-- MATERIAL FOR THIS EXERCISE start --
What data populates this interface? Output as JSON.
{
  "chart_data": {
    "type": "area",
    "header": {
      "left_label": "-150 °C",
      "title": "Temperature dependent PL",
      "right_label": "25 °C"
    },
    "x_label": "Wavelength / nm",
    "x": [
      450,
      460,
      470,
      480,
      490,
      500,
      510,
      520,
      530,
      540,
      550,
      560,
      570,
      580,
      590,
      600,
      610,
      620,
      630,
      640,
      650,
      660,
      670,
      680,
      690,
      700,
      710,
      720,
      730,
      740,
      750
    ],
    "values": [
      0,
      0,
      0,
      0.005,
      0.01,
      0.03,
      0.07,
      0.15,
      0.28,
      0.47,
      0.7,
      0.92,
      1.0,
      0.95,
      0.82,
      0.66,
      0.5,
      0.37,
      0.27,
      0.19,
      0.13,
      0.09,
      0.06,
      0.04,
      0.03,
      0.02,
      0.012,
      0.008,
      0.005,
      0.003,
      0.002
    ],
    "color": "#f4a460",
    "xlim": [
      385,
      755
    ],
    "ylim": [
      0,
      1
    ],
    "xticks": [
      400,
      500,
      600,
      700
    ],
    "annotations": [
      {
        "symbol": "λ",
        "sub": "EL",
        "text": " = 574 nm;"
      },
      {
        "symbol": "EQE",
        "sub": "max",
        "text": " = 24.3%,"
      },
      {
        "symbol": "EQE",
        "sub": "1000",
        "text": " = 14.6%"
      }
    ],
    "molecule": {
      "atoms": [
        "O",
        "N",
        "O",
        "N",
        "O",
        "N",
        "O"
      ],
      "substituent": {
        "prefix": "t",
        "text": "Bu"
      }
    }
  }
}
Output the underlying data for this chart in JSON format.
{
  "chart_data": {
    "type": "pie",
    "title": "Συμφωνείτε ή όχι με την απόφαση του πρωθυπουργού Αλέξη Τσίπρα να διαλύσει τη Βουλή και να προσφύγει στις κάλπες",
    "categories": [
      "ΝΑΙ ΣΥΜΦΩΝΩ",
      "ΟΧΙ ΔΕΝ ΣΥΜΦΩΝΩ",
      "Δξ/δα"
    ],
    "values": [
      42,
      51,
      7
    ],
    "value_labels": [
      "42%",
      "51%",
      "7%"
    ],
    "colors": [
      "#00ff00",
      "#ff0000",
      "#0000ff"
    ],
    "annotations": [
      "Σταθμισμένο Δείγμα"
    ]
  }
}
-- MATERIAL FOR THIS EXERCISE end --
# TASK PROMPT
Return exactly the lines from the line bearing "Output the underlying" to the end of the records, inclusive of both; include no other lines.

# EXERCISE ANSWER
Output the underlying data for this chart in JSON format.
{
  "chart_data": {
    "type": "pie",
    "title": "Συμφωνείτε ή όχι με την απόφαση του πρωθυπουργού Αλέξη Τσίπρα να διαλύσει τη Βουλή και να προσφύγει στις κάλπες",
    "categories": [
      "ΝΑΙ ΣΥΜΦΩΝΩ",
      "ΟΧΙ ΔΕΝ ΣΥΜΦΩΝΩ",
      "Δξ/δα"
    ],
    "values": [
      42,
      51,
      7
    ],
    "value_labels": [
      "42%",
      "51%",
      "7%"
    ],
    "colors": [
      "#00ff00",
      "#ff0000",
      "#0000ff"
    ],
    "annotations": [
      "Σταθμισμένο Δείγμα"
    ]
  }
}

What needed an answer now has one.